**SHORT EXERCISE:**
Check each line of the listing below for the string "расходов", and give only how many lines hold it.

(Data entries)
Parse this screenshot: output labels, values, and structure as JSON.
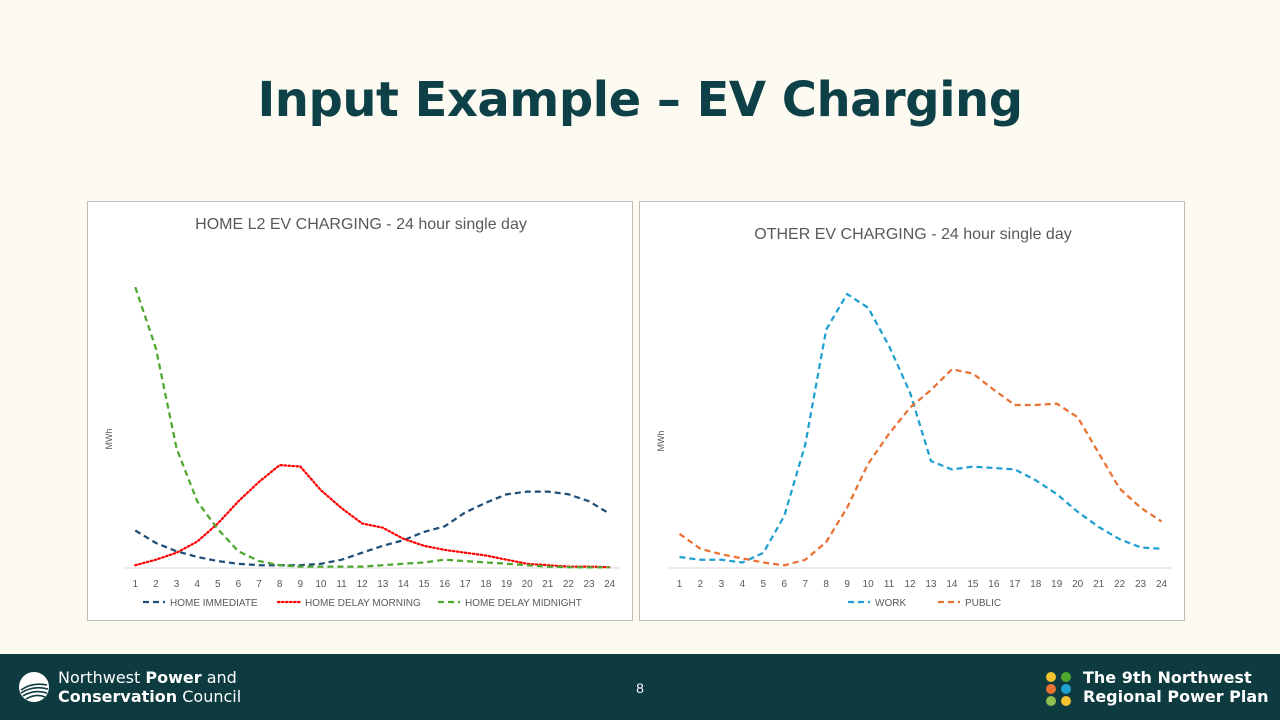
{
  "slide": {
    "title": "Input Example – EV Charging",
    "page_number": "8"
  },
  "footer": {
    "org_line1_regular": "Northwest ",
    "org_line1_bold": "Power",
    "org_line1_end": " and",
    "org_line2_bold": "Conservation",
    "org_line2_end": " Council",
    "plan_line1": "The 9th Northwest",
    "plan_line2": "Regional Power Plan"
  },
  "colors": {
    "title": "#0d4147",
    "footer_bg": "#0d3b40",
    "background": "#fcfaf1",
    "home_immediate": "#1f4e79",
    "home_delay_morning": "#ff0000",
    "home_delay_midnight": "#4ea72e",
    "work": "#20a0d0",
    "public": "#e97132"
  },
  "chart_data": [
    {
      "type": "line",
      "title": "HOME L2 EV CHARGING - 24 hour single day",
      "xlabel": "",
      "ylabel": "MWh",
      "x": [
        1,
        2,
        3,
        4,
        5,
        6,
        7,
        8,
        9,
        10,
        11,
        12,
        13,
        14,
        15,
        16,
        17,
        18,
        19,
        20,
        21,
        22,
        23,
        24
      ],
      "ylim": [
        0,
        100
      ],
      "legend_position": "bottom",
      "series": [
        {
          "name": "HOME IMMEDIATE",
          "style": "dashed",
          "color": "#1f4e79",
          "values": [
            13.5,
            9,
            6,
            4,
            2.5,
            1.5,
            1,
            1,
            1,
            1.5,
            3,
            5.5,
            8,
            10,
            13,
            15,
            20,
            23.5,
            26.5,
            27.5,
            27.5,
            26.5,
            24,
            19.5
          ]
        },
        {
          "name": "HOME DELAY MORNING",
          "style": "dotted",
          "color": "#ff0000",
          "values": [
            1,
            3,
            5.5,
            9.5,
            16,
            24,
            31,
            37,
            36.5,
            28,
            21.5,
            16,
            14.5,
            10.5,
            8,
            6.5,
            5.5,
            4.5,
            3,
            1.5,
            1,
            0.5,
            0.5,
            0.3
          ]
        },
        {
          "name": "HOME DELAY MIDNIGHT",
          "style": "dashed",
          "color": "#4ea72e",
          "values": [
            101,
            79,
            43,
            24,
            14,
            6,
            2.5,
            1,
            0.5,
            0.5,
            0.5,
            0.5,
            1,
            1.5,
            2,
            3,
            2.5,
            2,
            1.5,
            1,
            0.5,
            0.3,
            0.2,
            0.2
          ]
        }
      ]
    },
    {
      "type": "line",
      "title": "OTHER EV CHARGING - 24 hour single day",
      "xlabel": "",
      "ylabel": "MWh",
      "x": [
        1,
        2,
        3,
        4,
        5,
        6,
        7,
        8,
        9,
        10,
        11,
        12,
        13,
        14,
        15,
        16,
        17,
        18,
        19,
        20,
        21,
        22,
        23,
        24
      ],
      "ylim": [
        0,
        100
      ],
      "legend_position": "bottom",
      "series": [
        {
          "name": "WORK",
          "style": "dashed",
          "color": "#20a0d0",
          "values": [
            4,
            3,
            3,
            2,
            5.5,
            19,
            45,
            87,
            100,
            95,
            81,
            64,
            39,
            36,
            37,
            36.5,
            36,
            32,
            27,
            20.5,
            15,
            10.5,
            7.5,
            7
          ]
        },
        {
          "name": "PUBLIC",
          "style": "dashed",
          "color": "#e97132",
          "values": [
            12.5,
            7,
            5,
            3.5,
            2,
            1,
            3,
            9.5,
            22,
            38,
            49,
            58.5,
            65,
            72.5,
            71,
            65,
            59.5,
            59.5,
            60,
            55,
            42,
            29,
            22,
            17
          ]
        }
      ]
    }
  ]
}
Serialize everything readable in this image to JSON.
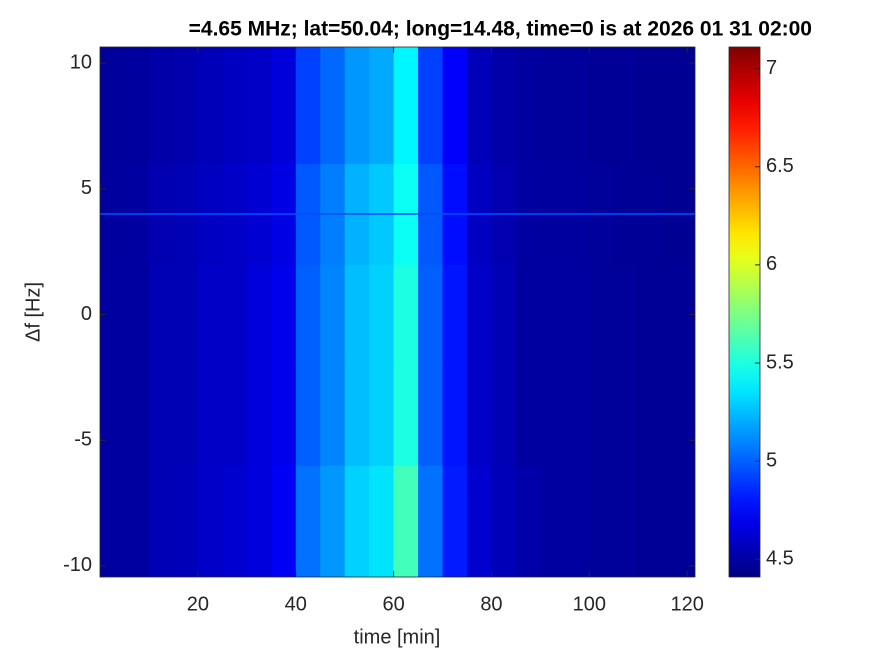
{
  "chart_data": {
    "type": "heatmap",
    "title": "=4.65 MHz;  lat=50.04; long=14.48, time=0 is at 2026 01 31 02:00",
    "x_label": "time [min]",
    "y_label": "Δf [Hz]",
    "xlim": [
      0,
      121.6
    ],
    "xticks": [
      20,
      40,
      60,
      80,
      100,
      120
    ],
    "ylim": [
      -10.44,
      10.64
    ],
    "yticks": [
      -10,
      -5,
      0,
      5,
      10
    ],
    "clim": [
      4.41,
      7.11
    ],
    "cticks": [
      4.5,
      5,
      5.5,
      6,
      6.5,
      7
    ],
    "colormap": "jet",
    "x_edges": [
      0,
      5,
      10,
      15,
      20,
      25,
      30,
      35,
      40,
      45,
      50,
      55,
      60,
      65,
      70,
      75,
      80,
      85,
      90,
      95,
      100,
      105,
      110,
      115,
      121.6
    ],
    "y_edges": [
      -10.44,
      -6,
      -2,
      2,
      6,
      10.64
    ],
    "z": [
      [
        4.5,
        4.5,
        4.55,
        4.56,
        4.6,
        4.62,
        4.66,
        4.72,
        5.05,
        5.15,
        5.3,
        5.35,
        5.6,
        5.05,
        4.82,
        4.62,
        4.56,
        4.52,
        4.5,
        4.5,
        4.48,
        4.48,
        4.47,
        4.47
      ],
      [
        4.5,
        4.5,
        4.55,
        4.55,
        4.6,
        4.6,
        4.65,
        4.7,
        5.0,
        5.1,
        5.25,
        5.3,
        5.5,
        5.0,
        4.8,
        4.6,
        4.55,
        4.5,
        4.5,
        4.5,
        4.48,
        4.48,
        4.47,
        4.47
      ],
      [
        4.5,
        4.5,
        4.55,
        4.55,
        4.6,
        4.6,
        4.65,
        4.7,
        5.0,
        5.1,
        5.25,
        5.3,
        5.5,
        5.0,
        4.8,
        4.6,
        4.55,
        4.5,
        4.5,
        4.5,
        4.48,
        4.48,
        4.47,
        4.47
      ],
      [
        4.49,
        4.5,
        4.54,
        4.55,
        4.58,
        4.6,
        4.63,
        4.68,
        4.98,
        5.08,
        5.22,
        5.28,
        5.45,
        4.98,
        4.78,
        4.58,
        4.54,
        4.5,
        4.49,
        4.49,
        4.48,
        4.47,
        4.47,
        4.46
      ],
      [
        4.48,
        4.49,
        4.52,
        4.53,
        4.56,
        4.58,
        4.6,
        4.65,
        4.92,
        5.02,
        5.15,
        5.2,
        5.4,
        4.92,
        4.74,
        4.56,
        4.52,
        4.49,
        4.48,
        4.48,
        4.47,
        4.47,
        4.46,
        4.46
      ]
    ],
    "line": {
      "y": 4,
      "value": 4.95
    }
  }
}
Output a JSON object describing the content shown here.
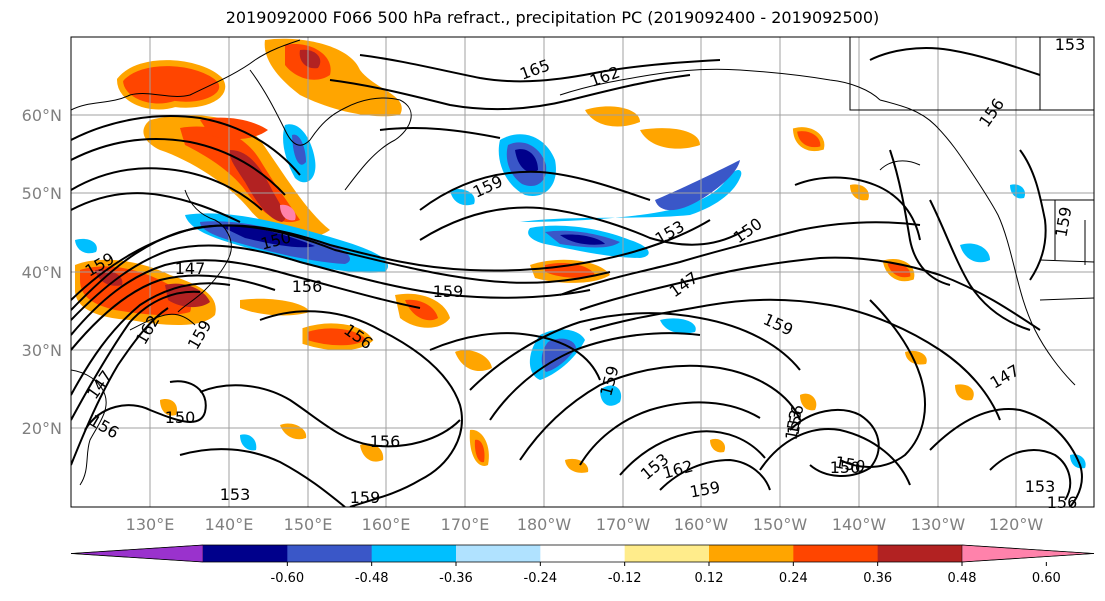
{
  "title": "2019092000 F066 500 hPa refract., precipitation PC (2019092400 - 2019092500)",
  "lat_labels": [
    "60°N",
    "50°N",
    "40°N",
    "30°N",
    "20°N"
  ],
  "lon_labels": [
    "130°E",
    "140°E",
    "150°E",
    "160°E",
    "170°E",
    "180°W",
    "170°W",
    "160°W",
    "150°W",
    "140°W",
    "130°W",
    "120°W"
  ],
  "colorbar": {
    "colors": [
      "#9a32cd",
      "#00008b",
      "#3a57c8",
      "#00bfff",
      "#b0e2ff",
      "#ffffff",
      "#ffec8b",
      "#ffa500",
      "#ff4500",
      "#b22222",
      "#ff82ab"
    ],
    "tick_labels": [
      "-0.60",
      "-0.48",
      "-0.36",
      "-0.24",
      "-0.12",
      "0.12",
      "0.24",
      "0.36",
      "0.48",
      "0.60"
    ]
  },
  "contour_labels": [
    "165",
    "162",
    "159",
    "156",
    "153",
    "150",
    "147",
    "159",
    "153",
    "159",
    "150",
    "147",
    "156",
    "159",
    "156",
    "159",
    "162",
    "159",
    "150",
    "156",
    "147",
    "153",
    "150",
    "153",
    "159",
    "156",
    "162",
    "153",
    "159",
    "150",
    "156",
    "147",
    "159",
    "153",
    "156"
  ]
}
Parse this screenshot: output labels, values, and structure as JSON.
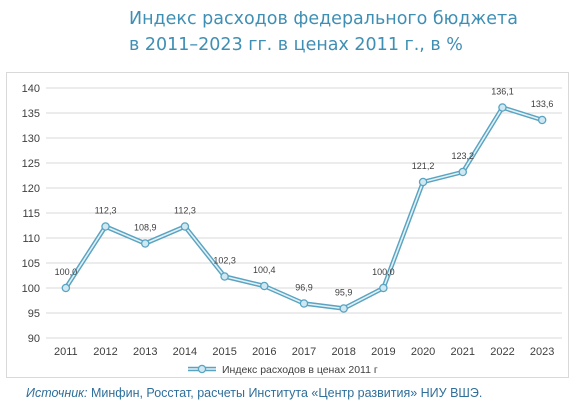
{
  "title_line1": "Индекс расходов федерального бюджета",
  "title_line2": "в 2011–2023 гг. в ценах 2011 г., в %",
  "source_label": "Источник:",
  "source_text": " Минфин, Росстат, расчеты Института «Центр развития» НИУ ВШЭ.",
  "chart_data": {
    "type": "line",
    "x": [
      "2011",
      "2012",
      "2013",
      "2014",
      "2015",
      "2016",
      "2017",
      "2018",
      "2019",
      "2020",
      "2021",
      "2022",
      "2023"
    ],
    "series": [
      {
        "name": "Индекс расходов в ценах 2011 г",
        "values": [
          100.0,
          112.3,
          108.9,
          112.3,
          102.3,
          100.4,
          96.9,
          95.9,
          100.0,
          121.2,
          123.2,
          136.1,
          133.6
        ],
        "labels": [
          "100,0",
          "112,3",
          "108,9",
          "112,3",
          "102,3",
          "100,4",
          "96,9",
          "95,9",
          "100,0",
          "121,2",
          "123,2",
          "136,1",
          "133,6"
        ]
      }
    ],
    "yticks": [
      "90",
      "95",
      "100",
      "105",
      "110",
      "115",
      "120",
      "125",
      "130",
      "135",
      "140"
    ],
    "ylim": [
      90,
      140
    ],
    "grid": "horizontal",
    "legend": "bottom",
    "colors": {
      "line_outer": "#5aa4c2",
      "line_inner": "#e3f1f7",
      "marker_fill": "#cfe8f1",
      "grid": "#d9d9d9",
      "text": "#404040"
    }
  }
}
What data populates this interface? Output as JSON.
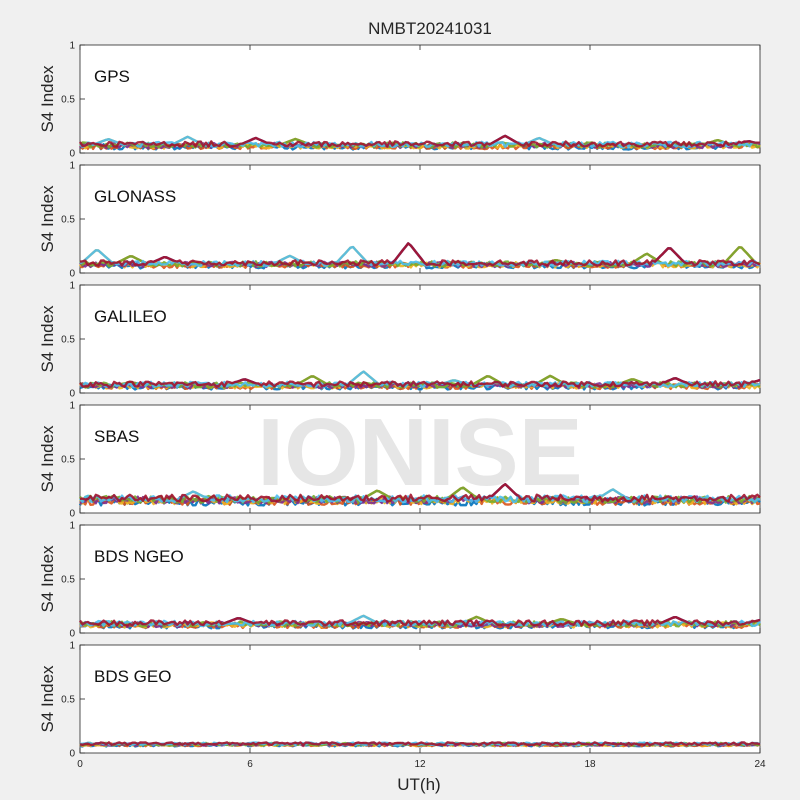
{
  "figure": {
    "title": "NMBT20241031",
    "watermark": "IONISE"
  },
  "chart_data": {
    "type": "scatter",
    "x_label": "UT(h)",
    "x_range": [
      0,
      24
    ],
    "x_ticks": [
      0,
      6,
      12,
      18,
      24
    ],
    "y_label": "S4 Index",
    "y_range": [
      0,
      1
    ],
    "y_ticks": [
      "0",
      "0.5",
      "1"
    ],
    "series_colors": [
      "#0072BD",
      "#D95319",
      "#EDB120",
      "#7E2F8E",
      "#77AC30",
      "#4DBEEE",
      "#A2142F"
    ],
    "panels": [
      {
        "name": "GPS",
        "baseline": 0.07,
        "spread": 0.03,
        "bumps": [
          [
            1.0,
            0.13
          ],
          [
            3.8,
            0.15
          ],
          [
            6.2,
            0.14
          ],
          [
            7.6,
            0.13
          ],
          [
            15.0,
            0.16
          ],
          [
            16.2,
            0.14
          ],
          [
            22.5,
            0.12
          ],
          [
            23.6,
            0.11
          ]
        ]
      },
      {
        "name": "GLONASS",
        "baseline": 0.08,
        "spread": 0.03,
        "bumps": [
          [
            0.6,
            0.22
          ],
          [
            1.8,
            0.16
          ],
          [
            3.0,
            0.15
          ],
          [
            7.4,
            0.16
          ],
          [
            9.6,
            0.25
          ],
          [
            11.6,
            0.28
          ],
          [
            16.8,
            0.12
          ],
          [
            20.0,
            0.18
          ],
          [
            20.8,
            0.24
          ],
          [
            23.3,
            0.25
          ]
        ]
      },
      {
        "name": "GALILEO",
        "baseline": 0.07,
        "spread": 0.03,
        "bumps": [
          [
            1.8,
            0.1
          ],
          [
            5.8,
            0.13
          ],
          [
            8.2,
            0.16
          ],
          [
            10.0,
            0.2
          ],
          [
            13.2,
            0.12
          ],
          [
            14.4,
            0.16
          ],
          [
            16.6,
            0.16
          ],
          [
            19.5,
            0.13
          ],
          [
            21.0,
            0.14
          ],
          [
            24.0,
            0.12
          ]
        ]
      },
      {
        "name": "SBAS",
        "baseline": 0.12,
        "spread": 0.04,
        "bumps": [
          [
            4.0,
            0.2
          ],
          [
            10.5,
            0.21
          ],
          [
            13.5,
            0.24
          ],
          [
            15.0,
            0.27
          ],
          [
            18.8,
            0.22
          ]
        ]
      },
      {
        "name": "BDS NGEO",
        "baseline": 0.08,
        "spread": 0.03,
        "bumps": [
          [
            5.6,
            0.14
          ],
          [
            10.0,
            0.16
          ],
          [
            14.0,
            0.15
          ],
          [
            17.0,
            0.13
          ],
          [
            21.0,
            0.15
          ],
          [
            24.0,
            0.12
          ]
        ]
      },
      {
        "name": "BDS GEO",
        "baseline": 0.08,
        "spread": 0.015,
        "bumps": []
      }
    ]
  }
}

**WRITTEN REPLY:**
2